WHAT IS ASKED
Pull out every line in the data that has the string "Características" in it.

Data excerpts
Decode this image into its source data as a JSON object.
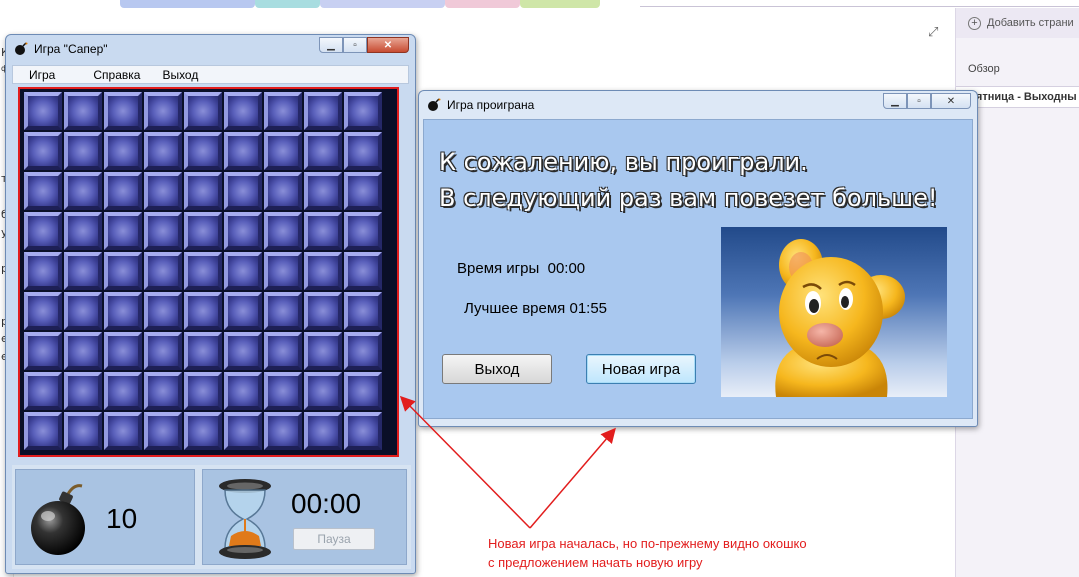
{
  "minesweeper": {
    "title": "Игра \"Сапер\"",
    "menu": [
      "Игра",
      "Справка",
      "Выход"
    ],
    "mines_left": "10",
    "timer": "00:00",
    "pause_label": "Пауза",
    "grid_rows": 9,
    "grid_cols": 9
  },
  "lost_dialog": {
    "title": "Игра проиграна",
    "message_line1": "К сожалению, вы проиграли.",
    "message_line2": "В следующий раз вам повезет больше!",
    "game_time_label": "Время игры",
    "game_time_value": "00:00",
    "best_time_label": "Лучшее время",
    "best_time_value": "01:55",
    "exit_label": "Выход",
    "new_game_label": "Новая игра"
  },
  "background_app": {
    "add_page_label": "Добавить страни",
    "overview_label": "Обзор",
    "page_item_label": "Пятница - Выходны",
    "left_strip_chars": [
      "К",
      "ф",
      "т",
      "б",
      "у",
      "р",
      "р",
      "е",
      "е"
    ]
  },
  "annotation": {
    "line1": "Новая игра началась, но по-прежнему видно окошко",
    "line2": "с предложением начать новую игру",
    "color": "#e21d1d"
  }
}
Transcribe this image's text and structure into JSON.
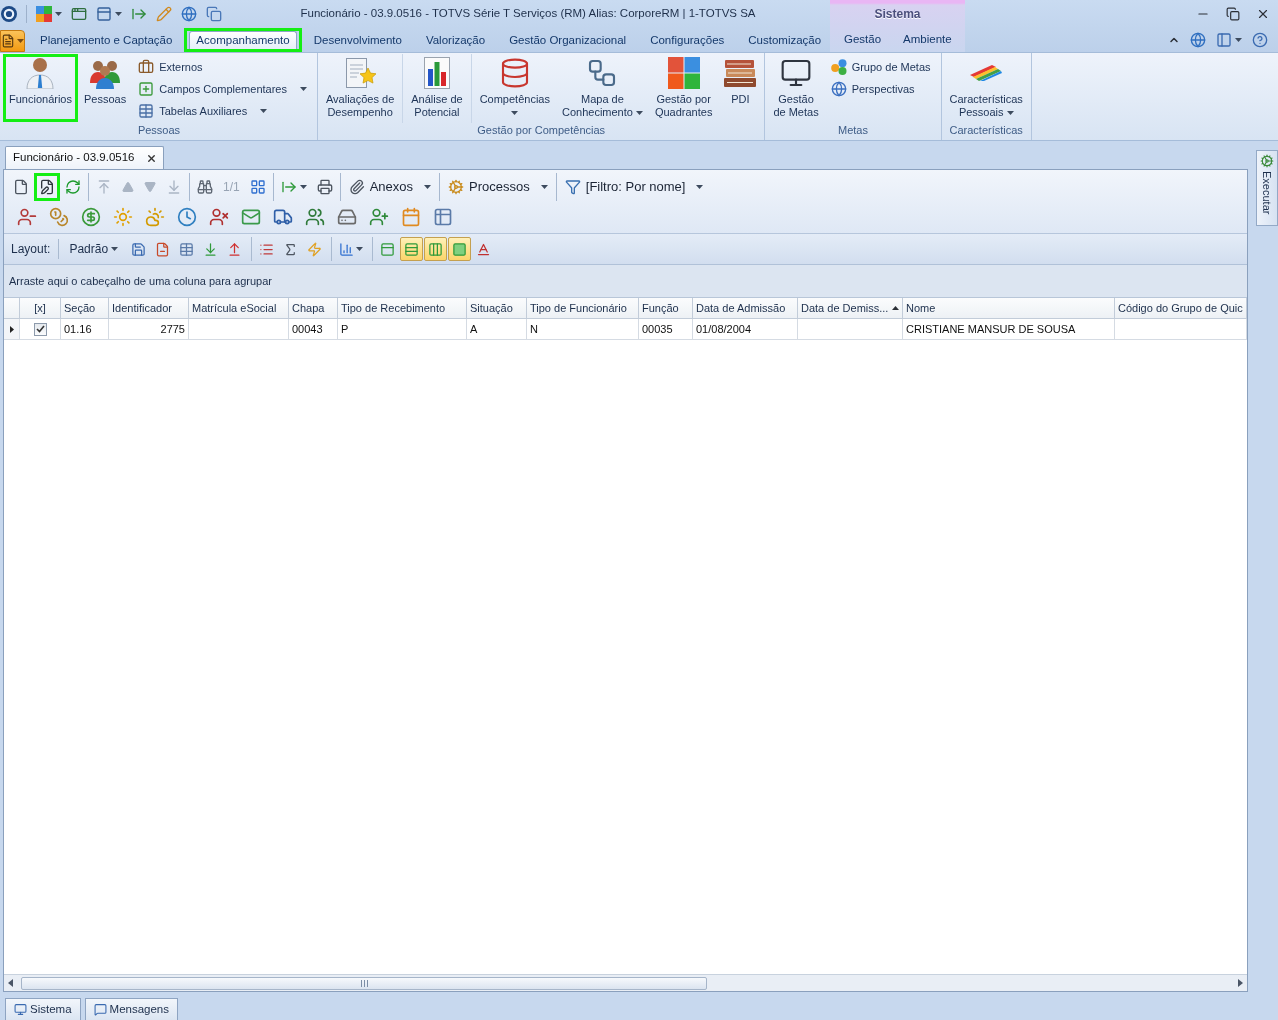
{
  "title_bar": {
    "title": "Funcionário - 03.9.0516 - TOTVS Série T Serviços (RM) Alias: CorporeRM | 1-TOTVS SA"
  },
  "ribbon_tabs": [
    {
      "label": "Planejamento e Captação",
      "selected": false,
      "highlighted": false
    },
    {
      "label": "Acompanhamento",
      "selected": true,
      "highlighted": true
    },
    {
      "label": "Desenvolvimento",
      "selected": false,
      "highlighted": false
    },
    {
      "label": "Valorização",
      "selected": false,
      "highlighted": false
    },
    {
      "label": "Gestão Organizacional",
      "selected": false,
      "highlighted": false
    },
    {
      "label": "Configurações",
      "selected": false,
      "highlighted": false
    },
    {
      "label": "Customização",
      "selected": false,
      "highlighted": false
    }
  ],
  "context_tab_group": {
    "label": "Sistema",
    "tabs": [
      {
        "label": "Gestão",
        "selected": false
      },
      {
        "label": "Ambiente",
        "selected": false
      }
    ]
  },
  "ribbon_groups": [
    {
      "label": "Pessoas",
      "sections": [
        {
          "large_buttons": [
            {
              "lines": [
                "Funcionários"
              ],
              "dropdown": false,
              "highlighted": true
            },
            {
              "lines": [
                "Pessoas"
              ],
              "dropdown": false,
              "highlighted": false
            }
          ],
          "small_buttons": [
            {
              "label": "Externos",
              "dropdown": false
            },
            {
              "label": "Campos Complementares",
              "dropdown": true
            },
            {
              "label": "Tabelas Auxiliares",
              "dropdown": true
            }
          ]
        }
      ]
    },
    {
      "label": "Gestão por Competências",
      "sections": [
        {
          "large_buttons": [
            {
              "lines": [
                "Avaliações de",
                "Desempenho"
              ],
              "dropdown": false,
              "highlighted": false
            }
          ]
        },
        {
          "large_buttons": [
            {
              "lines": [
                "Análise de",
                "Potencial"
              ],
              "dropdown": false,
              "highlighted": false
            }
          ]
        },
        {
          "large_buttons": [
            {
              "lines": [
                "Competências"
              ],
              "dropdown": true,
              "highlighted": false
            },
            {
              "lines": [
                "Mapa de",
                "Conhecimento"
              ],
              "dropdown": true,
              "highlighted": false
            },
            {
              "lines": [
                "Gestão por",
                "Quadrantes"
              ],
              "dropdown": false,
              "highlighted": false
            },
            {
              "lines": [
                "PDI"
              ],
              "dropdown": false,
              "highlighted": false
            }
          ]
        }
      ]
    },
    {
      "label": "Metas",
      "sections": [
        {
          "large_buttons": [
            {
              "lines": [
                "Gestão",
                "de Metas"
              ],
              "dropdown": false,
              "highlighted": false
            }
          ],
          "small_buttons": [
            {
              "label": "Grupo de Metas",
              "dropdown": false
            },
            {
              "label": "Perspectivas",
              "dropdown": false
            }
          ]
        }
      ]
    },
    {
      "label": "Características",
      "sections": [
        {
          "large_buttons": [
            {
              "lines": [
                "Características",
                "Pessoais"
              ],
              "dropdown": true,
              "highlighted": false
            }
          ]
        }
      ]
    }
  ],
  "document_tabs": [
    {
      "label": "Funcionário - 03.9.0516",
      "selected": true
    }
  ],
  "toolbar": {
    "groups": [
      [
        {
          "kind": "icon",
          "disabled": false,
          "highlighted": false,
          "dropdown": false
        },
        {
          "kind": "icon",
          "disabled": false,
          "highlighted": true,
          "dropdown": false
        },
        {
          "kind": "icon",
          "disabled": false,
          "highlighted": false,
          "dropdown": false
        }
      ],
      [
        {
          "kind": "icon",
          "disabled": true,
          "highlighted": false,
          "dropdown": false
        },
        {
          "kind": "icon",
          "disabled": true,
          "highlighted": false,
          "dropdown": false
        },
        {
          "kind": "icon",
          "disabled": true,
          "highlighted": false,
          "dropdown": false
        },
        {
          "kind": "icon",
          "disabled": true,
          "highlighted": false,
          "dropdown": false
        }
      ],
      [
        {
          "kind": "icon",
          "disabled": false,
          "highlighted": false,
          "dropdown": false
        },
        {
          "kind": "counter",
          "label": "1/1",
          "disabled": true,
          "highlighted": false,
          "dropdown": false
        },
        {
          "kind": "icon",
          "disabled": false,
          "highlighted": false,
          "dropdown": false
        }
      ],
      [
        {
          "kind": "icon",
          "disabled": false,
          "highlighted": false,
          "dropdown": true
        },
        {
          "kind": "icon",
          "disabled": false,
          "highlighted": false,
          "dropdown": false
        }
      ],
      [
        {
          "kind": "menu",
          "label": "Anexos",
          "disabled": false,
          "highlighted": false,
          "dropdown": true
        }
      ],
      [
        {
          "kind": "menu",
          "label": "Processos",
          "disabled": false,
          "highlighted": false,
          "dropdown": true
        }
      ],
      [
        {
          "kind": "menu",
          "label": "[Filtro: Por nome]",
          "disabled": false,
          "highlighted": false,
          "dropdown": true
        }
      ]
    ]
  },
  "layout_bar": {
    "label": "Layout:",
    "preset": {
      "label": "Padrão",
      "dropdown": true
    },
    "groups": [
      [
        {
          "on": false,
          "dropdown": false
        },
        {
          "on": false,
          "dropdown": false
        },
        {
          "on": false,
          "dropdown": false
        },
        {
          "on": false,
          "dropdown": false
        },
        {
          "on": false,
          "dropdown": false
        }
      ],
      [
        {
          "on": false,
          "dropdown": false
        },
        {
          "on": false,
          "dropdown": false
        },
        {
          "on": false,
          "dropdown": false
        }
      ],
      [
        {
          "on": false,
          "dropdown": true
        }
      ],
      [
        {
          "on": false,
          "dropdown": false
        },
        {
          "on": true,
          "dropdown": false
        },
        {
          "on": true,
          "dropdown": false
        },
        {
          "on": true,
          "dropdown": false
        },
        {
          "on": false,
          "dropdown": false
        }
      ]
    ]
  },
  "grid": {
    "group_panel": "Arraste aqui o cabeçalho de uma coluna para agrupar",
    "columns": [
      {
        "label": "[x]",
        "kind": "check",
        "sorted": false
      },
      {
        "label": "Seção",
        "kind": "text",
        "sorted": false
      },
      {
        "label": "Identificador",
        "kind": "number",
        "sorted": false
      },
      {
        "label": "Matrícula eSocial",
        "kind": "text",
        "sorted": false
      },
      {
        "label": "Chapa",
        "kind": "text",
        "sorted": false
      },
      {
        "label": "Tipo de Recebimento",
        "kind": "text",
        "sorted": false
      },
      {
        "label": "Situação",
        "kind": "text",
        "sorted": false
      },
      {
        "label": "Tipo de Funcionário",
        "kind": "text",
        "sorted": false
      },
      {
        "label": "Função",
        "kind": "text",
        "sorted": false
      },
      {
        "label": "Data de Admissão",
        "kind": "text",
        "sorted": false
      },
      {
        "label": "Data de Demiss...",
        "kind": "text",
        "sorted": true
      },
      {
        "label": "Nome",
        "kind": "text",
        "sorted": false
      },
      {
        "label": "Código do Grupo de Quic",
        "kind": "text",
        "sorted": false
      }
    ],
    "rows": [
      {
        "current": true,
        "checked": true,
        "cells": [
          "",
          "01.16",
          "2775",
          "",
          "00043",
          "P",
          "A",
          "N",
          "00035",
          "01/08/2004",
          "",
          "CRISTIANE MANSUR DE SOUSA",
          ""
        ]
      }
    ]
  },
  "side_panel": {
    "label": "Executar"
  },
  "status_tabs": [
    {
      "label": "Sistema"
    },
    {
      "label": "Mensagens"
    }
  ]
}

CORRECT OUTPUT
      "label": "Características",
                "Características",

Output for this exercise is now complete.